__Required work__: All of the records listed below should be retyped exactly.

__Excerpted data__:
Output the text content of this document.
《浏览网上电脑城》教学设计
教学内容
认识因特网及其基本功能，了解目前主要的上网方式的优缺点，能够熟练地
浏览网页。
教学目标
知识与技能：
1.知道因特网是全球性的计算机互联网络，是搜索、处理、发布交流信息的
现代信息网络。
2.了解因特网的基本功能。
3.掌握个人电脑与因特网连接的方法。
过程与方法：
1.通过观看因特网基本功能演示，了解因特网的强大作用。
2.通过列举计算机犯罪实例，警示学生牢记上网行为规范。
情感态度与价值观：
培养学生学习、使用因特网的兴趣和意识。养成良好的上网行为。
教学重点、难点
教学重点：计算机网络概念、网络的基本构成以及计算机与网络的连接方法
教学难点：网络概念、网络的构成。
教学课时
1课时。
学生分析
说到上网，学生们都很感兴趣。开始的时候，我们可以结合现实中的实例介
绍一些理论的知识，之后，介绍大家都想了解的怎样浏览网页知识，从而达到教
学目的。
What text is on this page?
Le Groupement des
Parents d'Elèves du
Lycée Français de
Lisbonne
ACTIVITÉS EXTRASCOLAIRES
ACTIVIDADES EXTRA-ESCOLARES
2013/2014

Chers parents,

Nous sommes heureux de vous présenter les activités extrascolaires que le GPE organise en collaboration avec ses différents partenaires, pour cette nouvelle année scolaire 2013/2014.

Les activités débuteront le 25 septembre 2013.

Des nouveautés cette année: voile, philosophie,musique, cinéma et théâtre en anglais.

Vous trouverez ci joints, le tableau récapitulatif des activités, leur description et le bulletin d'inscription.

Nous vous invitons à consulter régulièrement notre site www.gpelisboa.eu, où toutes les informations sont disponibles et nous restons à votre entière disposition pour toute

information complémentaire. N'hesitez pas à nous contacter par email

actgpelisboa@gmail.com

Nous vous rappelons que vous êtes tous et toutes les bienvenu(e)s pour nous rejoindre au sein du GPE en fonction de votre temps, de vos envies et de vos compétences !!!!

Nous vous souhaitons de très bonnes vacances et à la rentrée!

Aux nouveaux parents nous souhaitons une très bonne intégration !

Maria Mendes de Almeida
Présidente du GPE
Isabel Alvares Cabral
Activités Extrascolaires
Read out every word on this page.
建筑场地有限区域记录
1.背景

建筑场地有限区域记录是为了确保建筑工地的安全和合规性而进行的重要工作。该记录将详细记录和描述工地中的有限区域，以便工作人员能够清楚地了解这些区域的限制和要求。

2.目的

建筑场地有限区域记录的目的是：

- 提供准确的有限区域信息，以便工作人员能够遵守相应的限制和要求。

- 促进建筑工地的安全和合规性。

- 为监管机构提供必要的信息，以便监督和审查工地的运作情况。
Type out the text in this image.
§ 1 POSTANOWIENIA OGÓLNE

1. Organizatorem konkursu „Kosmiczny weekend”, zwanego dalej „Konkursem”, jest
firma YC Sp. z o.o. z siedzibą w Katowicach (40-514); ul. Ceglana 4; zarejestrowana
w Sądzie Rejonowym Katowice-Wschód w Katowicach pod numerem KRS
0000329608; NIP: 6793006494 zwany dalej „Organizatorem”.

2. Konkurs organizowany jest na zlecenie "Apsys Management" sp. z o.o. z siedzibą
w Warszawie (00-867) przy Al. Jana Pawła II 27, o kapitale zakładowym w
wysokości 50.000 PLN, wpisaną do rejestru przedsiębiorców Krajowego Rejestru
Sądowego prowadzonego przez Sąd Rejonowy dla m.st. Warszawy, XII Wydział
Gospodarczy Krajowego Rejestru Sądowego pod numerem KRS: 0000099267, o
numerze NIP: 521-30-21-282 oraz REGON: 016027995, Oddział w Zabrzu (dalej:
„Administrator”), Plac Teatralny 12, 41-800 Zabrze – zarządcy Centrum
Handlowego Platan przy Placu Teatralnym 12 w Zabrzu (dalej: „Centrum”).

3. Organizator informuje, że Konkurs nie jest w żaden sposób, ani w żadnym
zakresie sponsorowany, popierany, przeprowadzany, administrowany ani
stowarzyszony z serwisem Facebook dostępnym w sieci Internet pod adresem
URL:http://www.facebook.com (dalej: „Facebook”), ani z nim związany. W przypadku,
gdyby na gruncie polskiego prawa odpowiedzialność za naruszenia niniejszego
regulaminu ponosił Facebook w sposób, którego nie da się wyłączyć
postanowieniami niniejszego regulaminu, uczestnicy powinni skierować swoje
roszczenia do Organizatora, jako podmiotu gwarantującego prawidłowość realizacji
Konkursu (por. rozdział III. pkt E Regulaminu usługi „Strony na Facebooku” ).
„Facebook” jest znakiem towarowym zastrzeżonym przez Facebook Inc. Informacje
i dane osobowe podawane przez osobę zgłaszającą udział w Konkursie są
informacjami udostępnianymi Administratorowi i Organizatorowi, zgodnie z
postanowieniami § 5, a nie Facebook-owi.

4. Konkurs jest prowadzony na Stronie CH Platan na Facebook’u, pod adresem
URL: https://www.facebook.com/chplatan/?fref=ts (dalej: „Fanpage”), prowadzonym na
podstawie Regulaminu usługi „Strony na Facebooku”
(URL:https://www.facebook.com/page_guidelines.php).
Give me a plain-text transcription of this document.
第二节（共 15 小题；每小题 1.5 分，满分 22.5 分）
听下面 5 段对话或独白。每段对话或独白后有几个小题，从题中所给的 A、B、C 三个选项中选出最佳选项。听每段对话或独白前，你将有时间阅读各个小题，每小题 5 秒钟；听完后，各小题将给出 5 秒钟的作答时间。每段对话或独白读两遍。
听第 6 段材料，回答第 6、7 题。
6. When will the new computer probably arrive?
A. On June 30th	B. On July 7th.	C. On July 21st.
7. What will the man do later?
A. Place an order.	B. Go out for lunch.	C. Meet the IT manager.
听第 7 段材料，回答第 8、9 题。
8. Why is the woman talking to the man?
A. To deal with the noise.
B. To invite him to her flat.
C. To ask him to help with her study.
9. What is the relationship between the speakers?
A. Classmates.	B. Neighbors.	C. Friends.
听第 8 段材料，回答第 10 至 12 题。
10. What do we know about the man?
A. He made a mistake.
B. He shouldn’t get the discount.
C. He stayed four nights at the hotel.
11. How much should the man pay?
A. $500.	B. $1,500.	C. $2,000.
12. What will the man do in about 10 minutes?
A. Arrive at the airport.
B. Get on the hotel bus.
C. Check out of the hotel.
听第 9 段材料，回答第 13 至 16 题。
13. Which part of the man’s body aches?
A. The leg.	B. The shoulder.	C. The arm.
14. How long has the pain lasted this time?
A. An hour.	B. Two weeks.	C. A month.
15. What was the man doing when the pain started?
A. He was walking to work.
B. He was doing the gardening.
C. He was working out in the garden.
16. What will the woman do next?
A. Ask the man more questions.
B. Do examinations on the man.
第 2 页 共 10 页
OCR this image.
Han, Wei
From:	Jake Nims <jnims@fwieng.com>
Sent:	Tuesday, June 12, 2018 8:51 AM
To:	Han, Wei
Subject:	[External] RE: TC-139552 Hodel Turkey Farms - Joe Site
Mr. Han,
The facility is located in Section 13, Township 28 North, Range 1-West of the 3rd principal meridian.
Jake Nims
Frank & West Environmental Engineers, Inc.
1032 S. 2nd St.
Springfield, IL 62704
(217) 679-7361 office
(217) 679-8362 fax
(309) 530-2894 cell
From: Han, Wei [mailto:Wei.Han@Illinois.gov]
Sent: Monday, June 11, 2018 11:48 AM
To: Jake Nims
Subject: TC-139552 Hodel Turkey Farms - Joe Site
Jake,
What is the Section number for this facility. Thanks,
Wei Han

__Answer to this problem__:
Output the text content of this document.
《浏览网上电脑城》教学设计
教学内容
认识因特网及其基本功能，了解目前主要的上网方式的优缺点，能够熟练地
浏览网页。
教学目标
知识与技能：
1.知道因特网是全球性的计算机互联网络，是搜索、处理、发布交流信息的
现代信息网络。
2.了解因特网的基本功能。
3.掌握个人电脑与因特网连接的方法。
过程与方法：
1.通过观看因特网基本功能演示，了解因特网的强大作用。
2.通过列举计算机犯罪实例，警示学生牢记上网行为规范。
情感态度与价值观：
培养学生学习、使用因特网的兴趣和意识。养成良好的上网行为。
教学重点、难点
教学重点：计算机网络概念、网络的基本构成以及计算机与网络的连接方法
教学难点：网络概念、网络的构成。
教学课时
1课时。
学生分析
说到上网，学生们都很感兴趣。开始的时候，我们可以结合现实中的实例介
绍一些理论的知识，之后，介绍大家都想了解的怎样浏览网页知识，从而达到教
学目的。
What text is on this page?
Le Groupement des
Parents d'Elèves du
Lycée Français de
Lisbonne
ACTIVITÉS EXTRASCOLAIRES
ACTIVIDADES EXTRA-ESCOLARES
2013/2014

Chers parents,

Nous sommes heureux de vous présenter les activités extrascolaires que le GPE organise en collaboration avec ses différents partenaires, pour cette nouvelle année scolaire 2013/2014.

Les activités débuteront le 25 septembre 2013.

Des nouveautés cette année: voile, philosophie,musique, cinéma et théâtre en anglais.

Vous trouverez ci joints, le tableau récapitulatif des activités, leur description et le bulletin d'inscription.

Nous vous invitons à consulter régulièrement notre site www.gpelisboa.eu, où toutes les informations sont disponibles et nous restons à votre entière disposition pour toute

information complémentaire. N'hesitez pas à nous contacter par email

actgpelisboa@gmail.com

Nous vous rappelons que vous êtes tous et toutes les bienvenu(e)s pour nous rejoindre au sein du GPE en fonction de votre temps, de vos envies et de vos compétences !!!!

Nous vous souhaitons de très bonnes vacances et à la rentrée!

Aux nouveaux parents nous souhaitons une très bonne intégration !

Maria Mendes de Almeida
Présidente du GPE
Isabel Alvares Cabral
Activités Extrascolaires
Read out every word on this page.
建筑场地有限区域记录
1.背景

建筑场地有限区域记录是为了确保建筑工地的安全和合规性而进行的重要工作。该记录将详细记录和描述工地中的有限区域，以便工作人员能够清楚地了解这些区域的限制和要求。

2.目的

建筑场地有限区域记录的目的是：

- 提供准确的有限区域信息，以便工作人员能够遵守相应的限制和要求。

- 促进建筑工地的安全和合规性。

- 为监管机构提供必要的信息，以便监督和审查工地的运作情况。
Type out the text in this image.
§ 1 POSTANOWIENIA OGÓLNE

1. Organizatorem konkursu „Kosmiczny weekend”, zwanego dalej „Konkursem”, jest
firma YC Sp. z o.o. z siedzibą w Katowicach (40-514); ul. Ceglana 4; zarejestrowana
w Sądzie Rejonowym Katowice-Wschód w Katowicach pod numerem KRS
0000329608; NIP: 6793006494 zwany dalej „Organizatorem”.

2. Konkurs organizowany jest na zlecenie "Apsys Management" sp. z o.o. z siedzibą
w Warszawie (00-867) przy Al. Jana Pawła II 27, o kapitale zakładowym w
wysokości 50.000 PLN, wpisaną do rejestru przedsiębiorców Krajowego Rejestru
Sądowego prowadzonego przez Sąd Rejonowy dla m.st. Warszawy, XII Wydział
Gospodarczy Krajowego Rejestru Sądowego pod numerem KRS: 0000099267, o
numerze NIP: 521-30-21-282 oraz REGON: 016027995, Oddział w Zabrzu (dalej:
„Administrator”), Plac Teatralny 12, 41-800 Zabrze – zarządcy Centrum
Handlowego Platan przy Placu Teatralnym 12 w Zabrzu (dalej: „Centrum”).

3. Organizator informuje, że Konkurs nie jest w żaden sposób, ani w żadnym
zakresie sponsorowany, popierany, przeprowadzany, administrowany ani
stowarzyszony z serwisem Facebook dostępnym w sieci Internet pod adresem
URL:http://www.facebook.com (dalej: „Facebook”), ani z nim związany. W przypadku,
gdyby na gruncie polskiego prawa odpowiedzialność za naruszenia niniejszego
regulaminu ponosił Facebook w sposób, którego nie da się wyłączyć
postanowieniami niniejszego regulaminu, uczestnicy powinni skierować swoje
roszczenia do Organizatora, jako podmiotu gwarantującego prawidłowość realizacji
Konkursu (por. rozdział III. pkt E Regulaminu usługi „Strony na Facebooku” ).
„Facebook” jest znakiem towarowym zastrzeżonym przez Facebook Inc. Informacje
i dane osobowe podawane przez osobę zgłaszającą udział w Konkursie są
informacjami udostępnianymi Administratorowi i Organizatorowi, zgodnie z
postanowieniami § 5, a nie Facebook-owi.

4. Konkurs jest prowadzony na Stronie CH Platan na Facebook’u, pod adresem
URL: https://www.facebook.com/chplatan/?fref=ts (dalej: „Fanpage”), prowadzonym na
podstawie Regulaminu usługi „Strony na Facebooku”
(URL:https://www.facebook.com/page_guidelines.php).
Give me a plain-text transcription of this document.
第二节（共 15 小题；每小题 1.5 分，满分 22.5 分）
听下面 5 段对话或独白。每段对话或独白后有几个小题，从题中所给的 A、B、C 三个选项中选出最佳选项。听每段对话或独白前，你将有时间阅读各个小题，每小题 5 秒钟；听完后，各小题将给出 5 秒钟的作答时间。每段对话或独白读两遍。
听第 6 段材料，回答第 6、7 题。
6. When will the new computer probably arrive?
A. On June 30th	B. On July 7th.	C. On July 21st.
7. What will the man do later?
A. Place an order.	B. Go out for lunch.	C. Meet the IT manager.
听第 7 段材料，回答第 8、9 题。
8. Why is the woman talking to the man?
A. To deal with the noise.
B. To invite him to her flat.
C. To ask him to help with her study.
9. What is the relationship between the speakers?
A. Classmates.	B. Neighbors.	C. Friends.
听第 8 段材料，回答第 10 至 12 题。
10. What do we know about the man?
A. He made a mistake.
B. He shouldn’t get the discount.
C. He stayed four nights at the hotel.
11. How much should the man pay?
A. $500.	B. $1,500.	C. $2,000.
12. What will the man do in about 10 minutes?
A. Arrive at the airport.
B. Get on the hotel bus.
C. Check out of the hotel.
听第 9 段材料，回答第 13 至 16 题。
13. Which part of the man’s body aches?
A. The leg.	B. The shoulder.	C. The arm.
14. How long has the pain lasted this time?
A. An hour.	B. Two weeks.	C. A month.
15. What was the man doing when the pain started?
A. He was walking to work.
B. He was doing the gardening.
C. He was working out in the garden.
16. What will the woman do next?
A. Ask the man more questions.
B. Do examinations on the man.
第 2 页 共 10 页
OCR this image.
Han, Wei
From:	Jake Nims <jnims@fwieng.com>
Sent:	Tuesday, June 12, 2018 8:51 AM
To:	Han, Wei
Subject:	[External] RE: TC-139552 Hodel Turkey Farms - Joe Site
Mr. Han,
The facility is located in Section 13, Township 28 North, Range 1-West of the 3rd principal meridian.
Jake Nims
Frank & West Environmental Engineers, Inc.
1032 S. 2nd St.
Springfield, IL 62704
(217) 679-7361 office
(217) 679-8362 fax
(309) 530-2894 cell
From: Han, Wei [mailto:Wei.Han@Illinois.gov]
Sent: Monday, June 11, 2018 11:48 AM
To: Jake Nims
Subject: TC-139552 Hodel Turkey Farms - Joe Site
Jake,
What is the Section number for this facility. Thanks,
Wei Han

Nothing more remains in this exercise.